### OBJECTIVES
1 - In the text on the Leitz underwater lens system, what did Leitz build so it would not have to test the lenses in oceans around the world?
2 - Extend the text on Leitz underwater lenses and camera production in Midland, starting after its last sentence.

### DOCUMENT EXTRACT
_____
One of the most unusual military developments was an underwater camera system which Leitz developed for the US Navy. It primarily consisted of a complete set of lenses for underwater work, not only for 35mm cameras but also for medium format, 16mm motion picture and TV cameras. These were rather unique lenses because they were not part of a camera that was simply put into a water tight housing. Instead the lenses were designed to be exposed to the water with their front element. The usual way of using under water housings for conventional cameras incorporates lenses that are designed to work in air. When designing such lenses, Leitz even takes the refractive index of air into consideration.

The Leitz under water system instead was designed according to the refractive index of water. As a matter of fact, since this system was to be used primarily in salt water, it was the refractive index of salt water that was used in the design of these lenses. However, not all oceans have the same salinity. So Leitz went one step further and took the refractive index of the salinity of the various oceans into consideration.

Leica UW serial 240-0044. Sold for 72,000 Euro on November 24, 2012.

This was possible with an interchangeable front element of their water contact lenses. This overall design actually considers the water as an integral lens element of the entire system. To avoid the need to test these lenses in the various oceans all over the world, Leitz built a large water tank that could be flooded with water of the appropriate salinity.

The correction of these lenses is so good that, when water is clear enough, there is no way of telling that the pictures were taken under water. Leitz was the first company to suggest such a design.

What is even more amazing is the fact that the thick water contact front element is so strong that the lenses can be used in the greatest ocean depths without any problems at all, including the deepest part on earth; the 36,200 feet deep Challenger Deep of the Mariana Trench.

Ernst Leitz Canada ELCAN underwater mition picture camera housing

Despite the many exotic projects for the US Army, Elmar also produced quite a lot of civilian and ordinary lenses. One can get an ide by simply searching "ELCAN" on eBay and one will see lenses for Olympus Pen, Canon and many other uses.

Camera Production in Midland

In the middle of the 70s Ernst Leitz Canada decided to look into the manufacture of cameras as well. Until then the whole operation had been dependent on selling their wares to others. They had been compared to a tire company supplying tires to car manufacturers. Ernst Leitz Canada's success was entirely dependent upon the successes of the companies they supplied.
_____
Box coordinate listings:
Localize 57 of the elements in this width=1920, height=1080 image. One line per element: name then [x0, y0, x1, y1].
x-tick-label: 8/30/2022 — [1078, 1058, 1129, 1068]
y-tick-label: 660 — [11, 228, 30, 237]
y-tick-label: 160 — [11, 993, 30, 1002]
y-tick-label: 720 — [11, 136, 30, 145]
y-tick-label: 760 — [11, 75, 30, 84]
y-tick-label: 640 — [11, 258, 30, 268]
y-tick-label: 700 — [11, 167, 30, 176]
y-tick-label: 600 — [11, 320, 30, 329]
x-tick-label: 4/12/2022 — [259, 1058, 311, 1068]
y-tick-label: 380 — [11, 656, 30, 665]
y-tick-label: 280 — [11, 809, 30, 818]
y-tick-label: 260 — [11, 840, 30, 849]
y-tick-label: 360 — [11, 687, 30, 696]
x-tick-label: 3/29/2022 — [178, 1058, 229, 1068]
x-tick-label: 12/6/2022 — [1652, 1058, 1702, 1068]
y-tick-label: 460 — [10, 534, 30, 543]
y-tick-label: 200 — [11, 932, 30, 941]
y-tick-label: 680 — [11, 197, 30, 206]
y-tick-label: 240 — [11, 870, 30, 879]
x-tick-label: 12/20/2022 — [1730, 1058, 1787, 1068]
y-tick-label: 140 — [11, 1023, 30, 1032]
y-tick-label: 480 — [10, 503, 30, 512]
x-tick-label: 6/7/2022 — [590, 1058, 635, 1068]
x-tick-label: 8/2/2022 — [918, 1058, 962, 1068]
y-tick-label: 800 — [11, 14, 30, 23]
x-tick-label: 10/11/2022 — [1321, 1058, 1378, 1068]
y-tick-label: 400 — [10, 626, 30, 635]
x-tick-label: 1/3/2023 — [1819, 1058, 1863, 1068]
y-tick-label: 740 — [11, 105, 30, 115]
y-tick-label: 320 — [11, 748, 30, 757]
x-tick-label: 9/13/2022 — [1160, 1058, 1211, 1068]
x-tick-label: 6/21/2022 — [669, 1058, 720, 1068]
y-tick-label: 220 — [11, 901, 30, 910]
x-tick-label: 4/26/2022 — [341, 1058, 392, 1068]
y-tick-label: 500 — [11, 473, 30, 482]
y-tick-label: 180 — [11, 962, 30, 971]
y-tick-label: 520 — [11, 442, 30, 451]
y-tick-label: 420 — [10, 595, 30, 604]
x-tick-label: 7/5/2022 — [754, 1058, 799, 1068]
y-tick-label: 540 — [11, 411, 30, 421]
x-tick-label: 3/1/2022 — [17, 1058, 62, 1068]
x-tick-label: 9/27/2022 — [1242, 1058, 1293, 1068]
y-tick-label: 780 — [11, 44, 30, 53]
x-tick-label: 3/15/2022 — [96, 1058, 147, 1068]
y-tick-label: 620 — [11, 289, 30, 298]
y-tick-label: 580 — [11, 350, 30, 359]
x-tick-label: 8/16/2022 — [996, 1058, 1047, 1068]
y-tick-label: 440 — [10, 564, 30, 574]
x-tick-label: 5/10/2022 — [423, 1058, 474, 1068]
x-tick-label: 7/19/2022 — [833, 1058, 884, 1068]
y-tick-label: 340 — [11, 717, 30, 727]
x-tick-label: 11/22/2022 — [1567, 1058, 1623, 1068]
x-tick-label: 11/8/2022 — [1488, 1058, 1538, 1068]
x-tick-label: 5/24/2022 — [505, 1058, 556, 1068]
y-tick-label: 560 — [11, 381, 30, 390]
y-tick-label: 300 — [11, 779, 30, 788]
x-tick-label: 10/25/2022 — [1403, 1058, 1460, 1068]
_____
### OUTPUTS FOR THE TASKS
1 - A large water tank that could be flooded with water of the appropriate salinity.

2 -
It was decided that the manufacture of cameras would add a great new dimension to the Canadian Leitz operation. After Wetzlar had given its blessing and given 100% support to this venture, all the tooling for the M4 cameras was moved to Midland and a great number of specialists from Wetzlar helped to get this venture off the ground.

The first camera of this new venture was the Leica M4-2 in 1978. Basically identical to the old M4, it was modified to accept a motor winder which greatly enhanced the versatility of the camera. Soon additional development of this camera resulted in the Leica M4-P in 1981 with the added versatility of a 28mm and 75mm viewing frame and a motor winder capable of running continuously at the rate of three frames per second.

One little known fact is that in 1970 Ernst Leitz Canada was awarded the design and manufacturing contract for the new 70mm IMAX projection system and in 1983 Ernst Leitz Canada began work with Panavision for their state of the art cinematographic lenses. Steven Spielberg's "Empire of the Sun" from 1987 is one of the movies that was made with Panavision Primo-L Lenses from ELCAN (and was Oscar-nominated for Best Cinematography). These are just two examples of the many designs and manufacture they did for outside companies, both for civilian and military use. Read more about Leica and Cine lenses in my article " The Leica Summilux-C and Leica Summicron-C Movie Primes"

Steven Spielberg on the set of Empire of the Sun in 1986 where they used, amongst others, a 800mm Panavision Primo-L lens from ELCAN.

Thus Midland had developed into a fully independent camera and lens manufacturer by the end of the 70s. Their name Ernst Leitz Canada and their trade mark ELCAN have earned the highest reputation throughout the world and it was only a matter of time until additional new and exciting developments from this branch of Leitz would make the news.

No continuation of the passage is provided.